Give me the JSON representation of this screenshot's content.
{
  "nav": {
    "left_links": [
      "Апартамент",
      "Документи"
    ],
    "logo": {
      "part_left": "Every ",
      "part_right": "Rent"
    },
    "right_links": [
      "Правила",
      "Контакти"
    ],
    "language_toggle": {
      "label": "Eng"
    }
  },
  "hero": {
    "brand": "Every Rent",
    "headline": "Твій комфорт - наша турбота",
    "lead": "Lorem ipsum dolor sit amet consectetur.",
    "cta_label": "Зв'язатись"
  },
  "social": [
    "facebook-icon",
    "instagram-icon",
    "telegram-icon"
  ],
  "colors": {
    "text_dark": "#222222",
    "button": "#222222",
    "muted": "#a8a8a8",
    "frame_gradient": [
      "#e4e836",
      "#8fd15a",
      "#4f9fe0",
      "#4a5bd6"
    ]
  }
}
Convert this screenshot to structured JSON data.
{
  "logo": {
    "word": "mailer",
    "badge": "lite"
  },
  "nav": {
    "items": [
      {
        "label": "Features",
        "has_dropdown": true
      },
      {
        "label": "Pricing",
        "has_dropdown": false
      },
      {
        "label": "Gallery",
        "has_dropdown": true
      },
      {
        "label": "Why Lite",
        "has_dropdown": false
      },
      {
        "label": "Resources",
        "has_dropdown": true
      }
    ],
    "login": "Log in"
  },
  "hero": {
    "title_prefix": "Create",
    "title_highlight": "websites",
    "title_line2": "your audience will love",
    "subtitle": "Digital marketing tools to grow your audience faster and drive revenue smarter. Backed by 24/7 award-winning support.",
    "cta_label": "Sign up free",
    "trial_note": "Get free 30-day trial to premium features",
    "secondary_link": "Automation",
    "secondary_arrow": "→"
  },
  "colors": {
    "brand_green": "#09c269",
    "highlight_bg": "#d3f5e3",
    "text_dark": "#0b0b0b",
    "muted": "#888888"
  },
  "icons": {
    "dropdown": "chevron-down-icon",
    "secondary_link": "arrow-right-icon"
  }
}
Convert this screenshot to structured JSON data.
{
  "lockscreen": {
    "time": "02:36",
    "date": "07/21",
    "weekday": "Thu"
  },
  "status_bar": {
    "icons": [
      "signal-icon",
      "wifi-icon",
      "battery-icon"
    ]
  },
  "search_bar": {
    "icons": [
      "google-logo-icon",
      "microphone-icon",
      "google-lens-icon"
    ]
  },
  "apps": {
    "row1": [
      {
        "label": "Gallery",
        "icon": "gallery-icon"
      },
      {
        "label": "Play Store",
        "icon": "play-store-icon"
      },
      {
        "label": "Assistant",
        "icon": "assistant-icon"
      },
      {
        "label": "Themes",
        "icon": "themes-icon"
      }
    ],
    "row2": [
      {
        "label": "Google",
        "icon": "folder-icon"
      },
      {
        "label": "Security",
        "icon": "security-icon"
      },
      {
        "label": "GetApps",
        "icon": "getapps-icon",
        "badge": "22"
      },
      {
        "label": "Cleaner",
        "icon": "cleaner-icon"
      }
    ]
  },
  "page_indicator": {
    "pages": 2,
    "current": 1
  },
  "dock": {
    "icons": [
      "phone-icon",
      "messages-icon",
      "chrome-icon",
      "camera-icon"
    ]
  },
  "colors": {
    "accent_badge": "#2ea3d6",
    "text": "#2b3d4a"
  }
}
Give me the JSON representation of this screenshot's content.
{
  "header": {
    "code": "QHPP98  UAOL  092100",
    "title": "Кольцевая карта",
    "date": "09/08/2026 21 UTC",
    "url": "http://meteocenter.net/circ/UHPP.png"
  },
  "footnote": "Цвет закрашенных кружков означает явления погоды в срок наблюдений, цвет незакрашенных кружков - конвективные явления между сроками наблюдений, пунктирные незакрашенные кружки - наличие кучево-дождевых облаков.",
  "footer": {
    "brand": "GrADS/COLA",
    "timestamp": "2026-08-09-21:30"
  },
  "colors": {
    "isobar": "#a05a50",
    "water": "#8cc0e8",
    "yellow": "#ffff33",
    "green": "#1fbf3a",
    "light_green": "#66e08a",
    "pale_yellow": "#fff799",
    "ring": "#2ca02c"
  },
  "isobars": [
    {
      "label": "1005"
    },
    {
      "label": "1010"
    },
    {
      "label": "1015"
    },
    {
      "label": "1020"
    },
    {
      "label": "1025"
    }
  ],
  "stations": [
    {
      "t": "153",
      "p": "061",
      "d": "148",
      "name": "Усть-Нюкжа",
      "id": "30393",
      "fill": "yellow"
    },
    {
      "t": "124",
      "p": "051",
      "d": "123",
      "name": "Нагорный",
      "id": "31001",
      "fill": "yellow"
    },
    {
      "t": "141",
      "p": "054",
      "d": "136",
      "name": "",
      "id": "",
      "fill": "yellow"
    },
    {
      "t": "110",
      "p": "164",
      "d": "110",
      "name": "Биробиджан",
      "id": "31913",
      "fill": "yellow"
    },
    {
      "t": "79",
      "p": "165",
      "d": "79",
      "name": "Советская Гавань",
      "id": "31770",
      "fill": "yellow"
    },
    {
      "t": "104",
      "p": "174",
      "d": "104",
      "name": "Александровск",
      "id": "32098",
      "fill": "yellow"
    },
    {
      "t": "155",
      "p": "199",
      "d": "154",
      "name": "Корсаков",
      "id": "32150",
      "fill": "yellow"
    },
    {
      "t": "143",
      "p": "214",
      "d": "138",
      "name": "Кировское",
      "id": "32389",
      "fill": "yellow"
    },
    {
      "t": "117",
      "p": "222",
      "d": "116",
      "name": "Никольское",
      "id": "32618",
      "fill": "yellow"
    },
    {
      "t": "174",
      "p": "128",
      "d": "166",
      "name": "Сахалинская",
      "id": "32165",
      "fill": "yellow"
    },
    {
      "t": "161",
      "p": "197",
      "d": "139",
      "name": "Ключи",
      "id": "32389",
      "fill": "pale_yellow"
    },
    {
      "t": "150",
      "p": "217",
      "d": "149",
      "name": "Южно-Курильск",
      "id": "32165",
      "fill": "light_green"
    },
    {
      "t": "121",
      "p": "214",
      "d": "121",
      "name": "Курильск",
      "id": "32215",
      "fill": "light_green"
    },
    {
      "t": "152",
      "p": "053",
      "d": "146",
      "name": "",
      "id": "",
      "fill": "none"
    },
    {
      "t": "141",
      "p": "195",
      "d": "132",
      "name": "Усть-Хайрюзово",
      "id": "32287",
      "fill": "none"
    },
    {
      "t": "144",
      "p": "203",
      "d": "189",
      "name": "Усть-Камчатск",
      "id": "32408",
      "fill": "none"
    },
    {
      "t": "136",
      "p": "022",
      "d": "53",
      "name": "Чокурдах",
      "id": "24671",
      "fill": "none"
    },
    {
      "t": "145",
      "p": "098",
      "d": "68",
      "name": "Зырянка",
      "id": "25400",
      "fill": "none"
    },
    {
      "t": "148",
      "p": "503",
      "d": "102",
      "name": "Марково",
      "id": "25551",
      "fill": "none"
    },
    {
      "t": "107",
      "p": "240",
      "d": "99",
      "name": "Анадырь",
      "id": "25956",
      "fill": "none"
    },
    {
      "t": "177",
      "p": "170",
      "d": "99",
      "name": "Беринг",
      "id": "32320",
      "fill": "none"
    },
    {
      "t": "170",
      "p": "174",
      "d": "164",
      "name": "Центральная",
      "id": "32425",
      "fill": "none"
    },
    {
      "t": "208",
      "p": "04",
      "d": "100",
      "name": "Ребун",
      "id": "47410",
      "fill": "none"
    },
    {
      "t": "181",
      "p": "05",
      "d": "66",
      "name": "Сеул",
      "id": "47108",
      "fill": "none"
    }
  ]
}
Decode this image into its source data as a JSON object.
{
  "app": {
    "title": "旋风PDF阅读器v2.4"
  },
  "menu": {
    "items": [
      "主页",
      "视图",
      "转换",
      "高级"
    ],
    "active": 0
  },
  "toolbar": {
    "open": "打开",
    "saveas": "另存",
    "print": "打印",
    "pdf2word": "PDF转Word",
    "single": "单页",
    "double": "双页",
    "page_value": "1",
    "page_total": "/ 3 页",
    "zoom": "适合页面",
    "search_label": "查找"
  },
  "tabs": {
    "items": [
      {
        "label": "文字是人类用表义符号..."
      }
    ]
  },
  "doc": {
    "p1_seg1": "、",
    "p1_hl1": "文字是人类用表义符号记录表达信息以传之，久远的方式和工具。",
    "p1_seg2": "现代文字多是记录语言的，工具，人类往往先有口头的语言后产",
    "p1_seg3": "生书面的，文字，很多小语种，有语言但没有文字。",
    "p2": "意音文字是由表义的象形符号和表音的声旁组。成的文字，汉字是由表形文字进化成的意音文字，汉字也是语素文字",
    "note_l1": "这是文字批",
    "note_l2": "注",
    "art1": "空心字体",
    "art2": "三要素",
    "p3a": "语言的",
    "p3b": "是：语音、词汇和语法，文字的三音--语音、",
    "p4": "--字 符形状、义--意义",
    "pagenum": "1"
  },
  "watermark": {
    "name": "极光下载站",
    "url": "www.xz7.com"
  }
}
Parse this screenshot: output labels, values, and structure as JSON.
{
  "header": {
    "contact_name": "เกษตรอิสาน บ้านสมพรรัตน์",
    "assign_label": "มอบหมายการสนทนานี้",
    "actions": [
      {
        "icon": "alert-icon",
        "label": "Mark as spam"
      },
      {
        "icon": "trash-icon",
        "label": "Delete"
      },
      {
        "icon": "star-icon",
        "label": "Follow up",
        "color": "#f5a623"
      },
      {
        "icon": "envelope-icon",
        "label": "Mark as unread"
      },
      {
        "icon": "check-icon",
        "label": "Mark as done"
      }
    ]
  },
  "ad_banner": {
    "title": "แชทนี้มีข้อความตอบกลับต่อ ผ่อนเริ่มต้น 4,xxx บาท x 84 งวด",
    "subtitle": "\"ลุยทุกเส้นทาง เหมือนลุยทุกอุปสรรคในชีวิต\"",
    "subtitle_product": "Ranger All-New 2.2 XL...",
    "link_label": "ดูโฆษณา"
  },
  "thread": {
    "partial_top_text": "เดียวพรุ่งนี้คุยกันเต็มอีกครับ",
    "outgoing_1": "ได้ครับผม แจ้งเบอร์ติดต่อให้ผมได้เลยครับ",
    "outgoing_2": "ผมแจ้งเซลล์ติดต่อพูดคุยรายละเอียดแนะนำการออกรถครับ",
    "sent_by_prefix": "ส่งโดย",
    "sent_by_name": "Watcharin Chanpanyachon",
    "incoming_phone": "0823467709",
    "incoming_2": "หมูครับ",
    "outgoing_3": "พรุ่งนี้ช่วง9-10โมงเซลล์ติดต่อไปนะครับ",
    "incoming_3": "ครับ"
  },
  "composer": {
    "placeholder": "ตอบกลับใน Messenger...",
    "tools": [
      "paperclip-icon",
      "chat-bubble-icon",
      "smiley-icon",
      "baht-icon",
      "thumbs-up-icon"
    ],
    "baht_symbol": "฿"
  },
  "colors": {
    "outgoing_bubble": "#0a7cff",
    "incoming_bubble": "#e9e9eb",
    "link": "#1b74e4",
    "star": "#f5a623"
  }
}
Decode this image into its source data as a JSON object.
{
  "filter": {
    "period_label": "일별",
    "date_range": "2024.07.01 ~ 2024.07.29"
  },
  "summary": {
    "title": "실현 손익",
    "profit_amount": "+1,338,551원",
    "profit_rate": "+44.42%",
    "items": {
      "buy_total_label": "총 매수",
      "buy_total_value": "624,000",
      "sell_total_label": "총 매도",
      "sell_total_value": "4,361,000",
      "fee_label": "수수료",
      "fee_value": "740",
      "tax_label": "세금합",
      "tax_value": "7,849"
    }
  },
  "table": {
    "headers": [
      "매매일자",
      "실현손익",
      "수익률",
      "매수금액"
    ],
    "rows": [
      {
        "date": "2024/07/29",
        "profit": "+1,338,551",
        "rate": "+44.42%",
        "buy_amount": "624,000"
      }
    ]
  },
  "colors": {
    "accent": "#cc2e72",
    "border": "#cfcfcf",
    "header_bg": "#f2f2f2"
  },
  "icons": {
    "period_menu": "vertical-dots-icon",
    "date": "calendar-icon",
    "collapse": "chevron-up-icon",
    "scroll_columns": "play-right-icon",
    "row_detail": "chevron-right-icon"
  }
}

* [EXERCISE] Take every line that includes the string "Усть" and copy it.

* [THE SOLUTION]
      "name": "Усть-Нюкжа",
      "name": "Усть-Хайрюзово",
      "name": "Усть-Камчатск",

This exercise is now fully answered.